_Aim of the exercise_
Pick up the passage below on mechanical ventilation in fibrotic lung disease and keep writing it, starting right after its last sentence.

_Excerpt_

The use of high PEEP levels does not seem appropriate, due to the peculiar characteristics of the fibrotic lung. We advocate the adoption of a “lung resting strategy”, tolerating moderate atelectasis titrating PEEP to the minimal values necessary to achieve minimal oxygenation, i.e., an arterial partial pressure of oxygen above 50–60 mmHg or a SpO2 above 88–90%. In patients in whom a DAD or ground-glass opacities at the CT predominate over the UIP pattern, higher PEEP levels might be considered, similarly to ARDS.

Illustrative cases

We assessed retrospectively clinical data of three patients with AE-ILD of different etiology admitted to the Respiratory Intensive Care Unit of the University Hospital of Modena, Italy, from January 2016 to January 2018 to receive invasive controlled MV: one had IPF and two had chronic hypersensitivity pneumonitis (CHP). All patients presented a UIP pattern with superimposed ground-glass opacities on the CT scan (Fig. 3a). Patients were non-obese males (body mass index, mean ± standard deviation of 22.8 ± 2.3 kg/m2), aged 62.6 ± 9.1 (age at diagnosis 60 ± 8.5 years). All patients underwent transpulmonary pressure monitoring with esophageal manometry (Fig. 3b). Table 1 shows respiratory mechanics and gas exchange parameters of these patients, when PEEP was set according to a “lung resting strategy” (minimal PEEP level of 4 cmH2O) and after PEEP titration on an “open lung approach” aiming at achieving positive end-expiratory transpulmonary pressure values. In all patients, with minimal levels of PEEP aimed at achieving minimal acceptable oxygenation, end-expiratory PL was negative. This suggests that even in the fibrotic lung with diffuse alveolar damage tidal de-recruitment of the dependent zones during the expiration might occur. Nevertheless, in these patients a PEEP titration strategy to maintain a positive end-expiratory PL resulted in a significant mechanical disadvantage. In these patients, higher PEEP levels lead to an increase in the driving pressure, lung elastance and end-inspiration PL values. This suggest that PEEP is able to counteract alveolar recruitment–derecruitment, but at the price of a remarkable lung parenchymal stress. The mechanical disadvantages determined by high PEEP, suggests that in the fibrotic lung with diffuse alveolar damage, the static strain might play a relevant role.

_Data extracts_
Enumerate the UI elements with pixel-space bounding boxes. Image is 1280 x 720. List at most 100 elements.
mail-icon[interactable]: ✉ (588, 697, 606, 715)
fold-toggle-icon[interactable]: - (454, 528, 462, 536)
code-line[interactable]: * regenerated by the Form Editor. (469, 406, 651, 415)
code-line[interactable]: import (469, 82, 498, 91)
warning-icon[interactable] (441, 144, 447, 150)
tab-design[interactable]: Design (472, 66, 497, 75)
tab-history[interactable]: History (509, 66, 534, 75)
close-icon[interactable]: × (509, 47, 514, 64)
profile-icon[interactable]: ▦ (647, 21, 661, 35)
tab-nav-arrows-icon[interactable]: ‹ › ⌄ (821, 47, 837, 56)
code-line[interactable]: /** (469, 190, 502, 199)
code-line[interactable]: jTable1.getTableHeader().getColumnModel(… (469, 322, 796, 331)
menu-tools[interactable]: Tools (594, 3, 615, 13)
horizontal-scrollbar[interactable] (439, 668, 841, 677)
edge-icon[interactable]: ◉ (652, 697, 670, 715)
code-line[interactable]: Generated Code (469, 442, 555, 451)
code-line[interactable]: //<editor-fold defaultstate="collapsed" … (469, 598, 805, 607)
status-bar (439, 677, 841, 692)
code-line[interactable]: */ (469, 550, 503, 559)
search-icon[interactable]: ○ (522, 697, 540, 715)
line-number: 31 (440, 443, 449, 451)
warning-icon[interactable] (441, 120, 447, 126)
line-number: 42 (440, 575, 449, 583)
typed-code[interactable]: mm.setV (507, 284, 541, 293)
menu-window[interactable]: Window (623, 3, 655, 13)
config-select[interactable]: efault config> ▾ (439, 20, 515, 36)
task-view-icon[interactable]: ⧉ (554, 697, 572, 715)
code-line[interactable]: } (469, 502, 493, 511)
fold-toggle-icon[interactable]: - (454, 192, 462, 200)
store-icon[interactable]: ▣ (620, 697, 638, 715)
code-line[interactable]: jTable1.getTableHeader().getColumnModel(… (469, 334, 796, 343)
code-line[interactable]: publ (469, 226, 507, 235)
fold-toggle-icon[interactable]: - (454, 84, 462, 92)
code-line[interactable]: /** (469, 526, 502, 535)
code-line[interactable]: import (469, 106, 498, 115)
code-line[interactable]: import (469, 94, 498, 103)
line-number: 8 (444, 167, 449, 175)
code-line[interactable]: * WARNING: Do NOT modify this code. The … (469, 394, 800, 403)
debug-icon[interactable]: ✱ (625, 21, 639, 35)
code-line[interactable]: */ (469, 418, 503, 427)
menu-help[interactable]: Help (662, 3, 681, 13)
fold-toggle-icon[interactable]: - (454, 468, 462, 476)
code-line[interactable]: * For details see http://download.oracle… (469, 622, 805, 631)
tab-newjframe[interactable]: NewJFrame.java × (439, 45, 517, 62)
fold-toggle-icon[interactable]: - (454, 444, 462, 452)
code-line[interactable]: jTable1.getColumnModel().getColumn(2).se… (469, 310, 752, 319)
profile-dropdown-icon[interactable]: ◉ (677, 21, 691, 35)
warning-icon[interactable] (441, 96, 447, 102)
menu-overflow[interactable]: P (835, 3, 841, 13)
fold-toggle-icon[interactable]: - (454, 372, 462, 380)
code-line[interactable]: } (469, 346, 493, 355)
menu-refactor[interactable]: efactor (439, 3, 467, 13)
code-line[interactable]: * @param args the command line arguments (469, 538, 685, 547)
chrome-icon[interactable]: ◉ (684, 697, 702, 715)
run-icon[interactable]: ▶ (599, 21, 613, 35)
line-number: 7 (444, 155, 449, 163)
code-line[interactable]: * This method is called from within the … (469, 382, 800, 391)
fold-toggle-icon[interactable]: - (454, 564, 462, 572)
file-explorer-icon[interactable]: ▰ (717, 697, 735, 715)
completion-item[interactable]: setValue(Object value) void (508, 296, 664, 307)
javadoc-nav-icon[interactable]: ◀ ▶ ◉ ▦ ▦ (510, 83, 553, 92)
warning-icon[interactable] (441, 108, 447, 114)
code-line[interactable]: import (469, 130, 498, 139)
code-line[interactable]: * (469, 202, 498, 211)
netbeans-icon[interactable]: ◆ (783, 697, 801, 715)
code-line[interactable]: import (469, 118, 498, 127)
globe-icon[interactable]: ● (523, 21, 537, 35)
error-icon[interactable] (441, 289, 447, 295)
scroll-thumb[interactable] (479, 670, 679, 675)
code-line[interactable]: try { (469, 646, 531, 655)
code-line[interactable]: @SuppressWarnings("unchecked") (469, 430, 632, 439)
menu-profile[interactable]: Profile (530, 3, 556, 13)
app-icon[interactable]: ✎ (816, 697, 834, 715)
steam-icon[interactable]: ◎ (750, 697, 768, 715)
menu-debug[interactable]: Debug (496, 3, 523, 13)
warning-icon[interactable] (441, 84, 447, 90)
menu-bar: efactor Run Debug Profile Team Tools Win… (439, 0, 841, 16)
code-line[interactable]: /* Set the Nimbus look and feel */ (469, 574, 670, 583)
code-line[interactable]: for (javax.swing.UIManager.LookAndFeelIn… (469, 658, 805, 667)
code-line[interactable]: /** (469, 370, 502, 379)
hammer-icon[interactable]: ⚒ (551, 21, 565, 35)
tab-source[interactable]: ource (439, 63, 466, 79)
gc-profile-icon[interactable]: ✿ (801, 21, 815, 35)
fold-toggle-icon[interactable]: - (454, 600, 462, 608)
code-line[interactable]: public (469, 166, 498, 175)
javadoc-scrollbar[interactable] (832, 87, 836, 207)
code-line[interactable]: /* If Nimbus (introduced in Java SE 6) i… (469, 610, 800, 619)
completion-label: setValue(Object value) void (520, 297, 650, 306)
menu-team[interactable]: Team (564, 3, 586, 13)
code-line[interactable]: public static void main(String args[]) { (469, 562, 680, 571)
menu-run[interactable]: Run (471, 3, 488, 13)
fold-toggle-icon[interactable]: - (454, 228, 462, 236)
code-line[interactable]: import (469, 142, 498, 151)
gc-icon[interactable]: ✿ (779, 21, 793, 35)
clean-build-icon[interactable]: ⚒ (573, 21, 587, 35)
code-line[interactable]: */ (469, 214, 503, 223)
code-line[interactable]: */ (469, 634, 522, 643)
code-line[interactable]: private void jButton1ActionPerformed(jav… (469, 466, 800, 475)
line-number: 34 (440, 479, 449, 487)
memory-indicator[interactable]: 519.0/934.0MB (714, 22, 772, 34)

_Reply_
Fig. 3
figure 3

CT scan images and transpulmonary pressure monitoring of a representative patient with UIP pattern and superimposed ground-glass during an AE-ILD, with PEEP set according to a “lung resting strategy” (left, PEEP 4 cmH2O) or with an “open lung approach” titrated to achieve positive end-expiratory transpulmonary pressure (right, PEEP 12 cmH2O). End-inspiratory transpulmonary pressure values significantly rise when higher values of PEEP are applied. Purple areas represent lung collapse, opacities and fibrous regions. Red circles highlight areas of over-inflation. AE acute exacerbation, ILD interstitial lung disease, UIP usual interstitial pneumonia, PEEP positive end-expiratory pressure

Conclusions

The management of the patient with lung fibrosis in the ICU is a challenge for the intensivist. The lack of studies defining the mechanical ventilation strategy, and the different underlying etiologies, make it difficult to decide which patient can benefit from ICU admission and MV. The few data that are available show that the prognosis of patients with non-IPF pulmonary fibrosis subjected to MV is dependent on the degree of extensive fibrosis present on CT scan, rather than the underlying etiology. The architecture of the fibrotic lung makes it particularly fragile when subjected to high PEEP. The presence of conserved lung areas, next to areas of dense anelastic fibrosis, does not prevent the phenomenon of alveolar recruitment–derecruitment during tidal volume. The use of high PEEP to keep alveolar units opened during expiration exposes the lung at risk of injury by forming “squishy ball” lung areas that aggravate the end-inspiratory transpulmonary pressure effects. Pending further studies to define the optimal strategy to ventilate these lungs, we herein suggest using a “lung resting strategy”, as opposed to “open lung approach” in patients affected by pulmonary fibrosis and UIP pattern under MV, regardless of the underlying etiology.